### THE REQUEST
Copy the data that follows exactly. Include no pictures.

Records from a data collection:
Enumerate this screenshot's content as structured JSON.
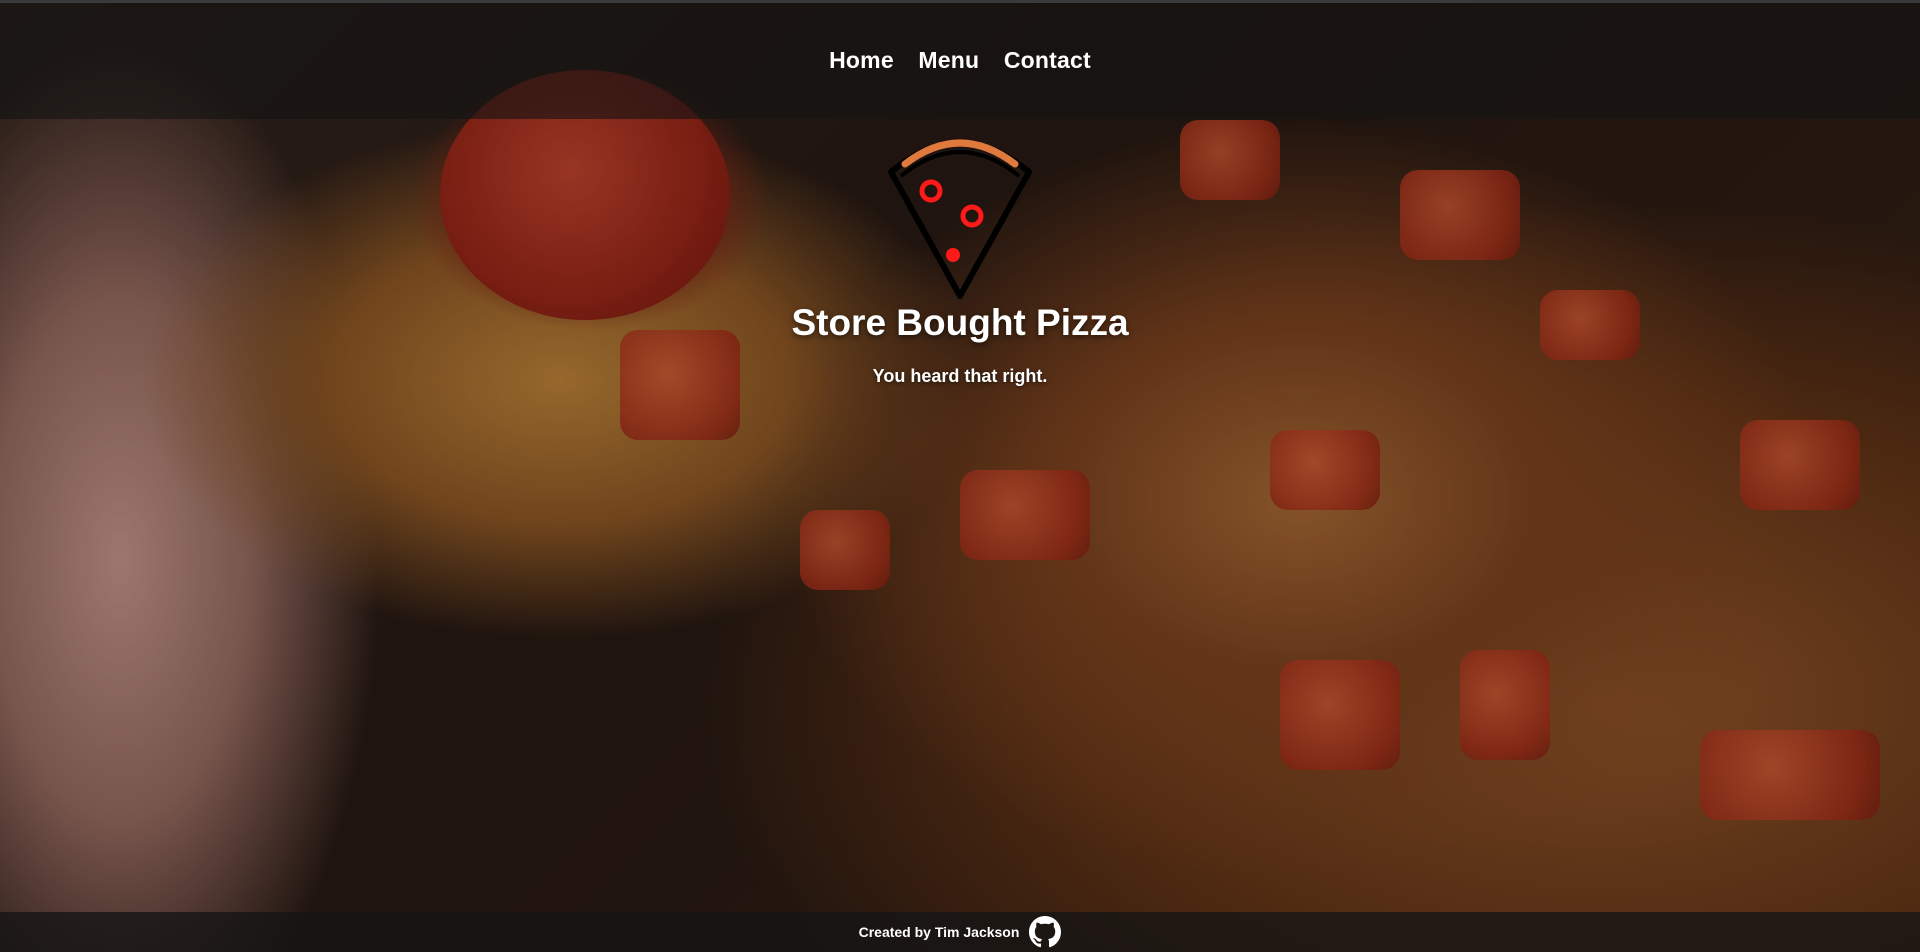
{
  "nav": {
    "items": [
      {
        "label": "Home"
      },
      {
        "label": "Menu"
      },
      {
        "label": "Contact"
      }
    ]
  },
  "hero": {
    "title": "Store Bought Pizza",
    "subtitle": "You heard that right."
  },
  "footer": {
    "credit": "Created by Tim Jackson",
    "icon": "github-icon"
  },
  "colors": {
    "nav_bg": "#141414",
    "text": "#ffffff",
    "logo_outline": "#000000",
    "logo_crust": "#e07a3c",
    "logo_pepperoni": "#ff1a1a"
  },
  "icons": {
    "logo": "pizza-slice-icon",
    "footer": "github-icon"
  }
}
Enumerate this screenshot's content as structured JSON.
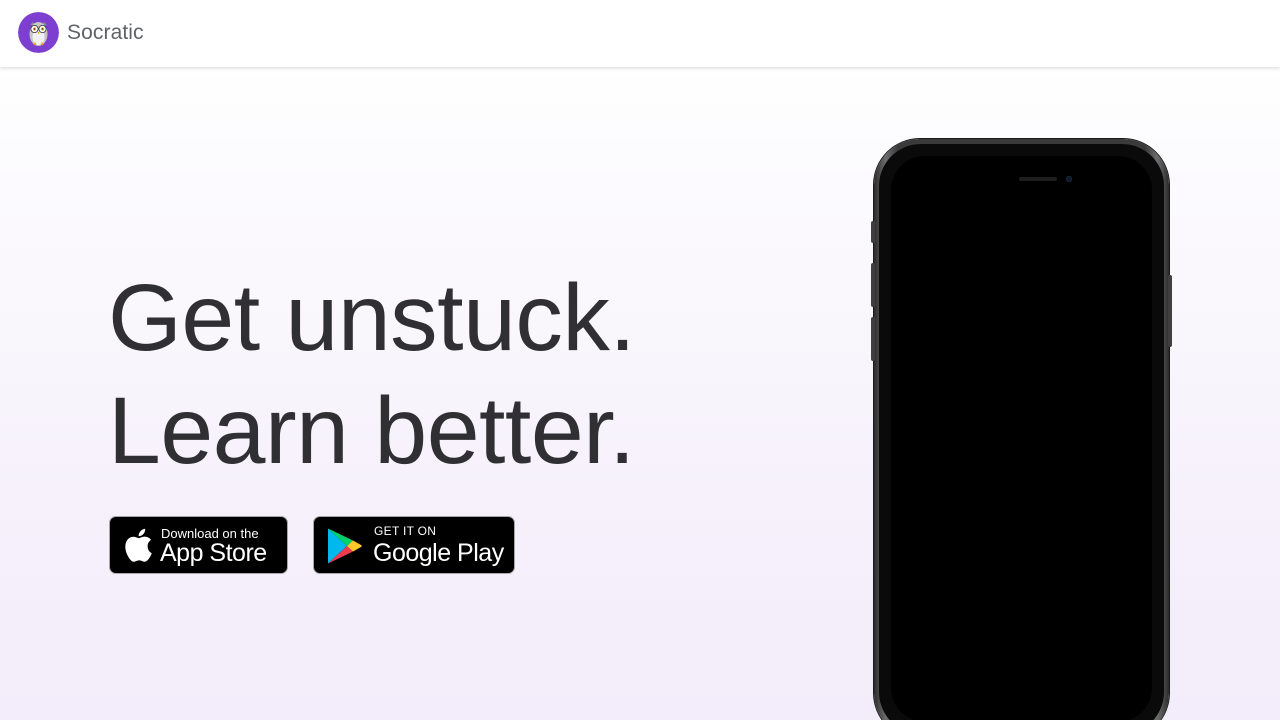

### ANSWER IN FULL
Enumerate this screenshot's content as structured JSON.
{
  "nav": {
    "items": [
      {
        "label": "Home"
      },
      {
        "label": "Menu"
      },
      {
        "label": "Contact"
      }
    ]
  },
  "hero": {
    "title": "Store Bought Pizza",
    "subtitle": "You heard that right."
  },
  "footer": {
    "credit": "Created by Tim Jackson",
    "icon": "github-icon"
  },
  "colors": {
    "nav_bg": "#141414",
    "text": "#ffffff",
    "logo_outline": "#000000",
    "logo_crust": "#e07a3c",
    "logo_pepperoni": "#ff1a1a"
  },
  "icons": {
    "logo": "pizza-slice-icon",
    "footer": "github-icon"
  }
}
Enumerate this screenshot's content as structured JSON.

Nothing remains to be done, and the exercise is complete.